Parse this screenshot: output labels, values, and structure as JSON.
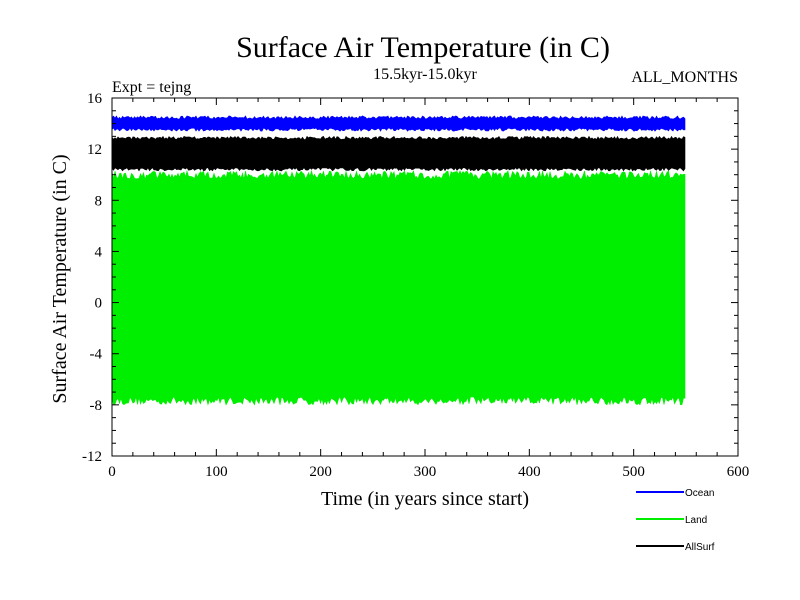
{
  "chart_data": {
    "type": "line",
    "title": "Surface Air Temperature (in C)",
    "subtitle": "15.5kyr-15.0kyr",
    "expt_label": "Expt = tejng",
    "months_label": "ALL_MONTHS",
    "xlabel": "Time (in years since start)",
    "ylabel": "Surface Air Temperature (in C)",
    "xlim": [
      0,
      600
    ],
    "ylim": [
      -12,
      16
    ],
    "x_ticks": [
      0,
      100,
      200,
      300,
      400,
      500,
      600
    ],
    "y_ticks": [
      -12,
      -8,
      -4,
      0,
      4,
      8,
      12,
      16
    ],
    "x_tick_labels": [
      "0",
      "100",
      "200",
      "300",
      "400",
      "500",
      "600"
    ],
    "y_tick_labels": [
      "-12",
      "-8",
      "-4",
      "0",
      "4",
      "8",
      "12",
      "16"
    ],
    "x_minor_step": 20,
    "y_minor_step": 1,
    "grid": false,
    "legend_position": "bottom-right",
    "series": [
      {
        "name": "Ocean",
        "color": "#0000ff",
        "x_range": [
          0,
          550
        ],
        "seasonal_min": 13.4,
        "seasonal_max": 14.6
      },
      {
        "name": "Land",
        "color": "#00ee00",
        "x_range": [
          0,
          550
        ],
        "seasonal_min": -8.0,
        "seasonal_max": 10.3
      },
      {
        "name": "AllSurf",
        "color": "#000000",
        "x_range": [
          0,
          550
        ],
        "seasonal_min": 10.3,
        "seasonal_max": 13.0
      }
    ]
  }
}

---+---

Generate a word-for-word copy of the preceding records, excluding all pictures.

Written response
Parse this screenshot: output labels, values, and structure as JSON.
{
  "chart_data": {
    "type": "line",
    "title": "Surface Air Temperature (in C)",
    "subtitle": "15.5kyr-15.0kyr",
    "expt_label": "Expt = tejng",
    "months_label": "ALL_MONTHS",
    "xlabel": "Time (in years since start)",
    "ylabel": "Surface Air Temperature (in C)",
    "xlim": [
      0,
      600
    ],
    "ylim": [
      -12,
      16
    ],
    "x_ticks": [
      0,
      100,
      200,
      300,
      400,
      500,
      600
    ],
    "y_ticks": [
      -12,
      -8,
      -4,
      0,
      4,
      8,
      12,
      16
    ],
    "x_tick_labels": [
      "0",
      "100",
      "200",
      "300",
      "400",
      "500",
      "600"
    ],
    "y_tick_labels": [
      "-12",
      "-8",
      "-4",
      "0",
      "4",
      "8",
      "12",
      "16"
    ],
    "x_minor_step": 20,
    "y_minor_step": 1,
    "grid": false,
    "legend_position": "bottom-right",
    "series": [
      {
        "name": "Ocean",
        "color": "#0000ff",
        "x_range": [
          0,
          550
        ],
        "seasonal_min": 13.4,
        "seasonal_max": 14.6
      },
      {
        "name": "Land",
        "color": "#00ee00",
        "x_range": [
          0,
          550
        ],
        "seasonal_min": -8.0,
        "seasonal_max": 10.3
      },
      {
        "name": "AllSurf",
        "color": "#000000",
        "x_range": [
          0,
          550
        ],
        "seasonal_min": 10.3,
        "seasonal_max": 13.0
      }
    ]
  }
}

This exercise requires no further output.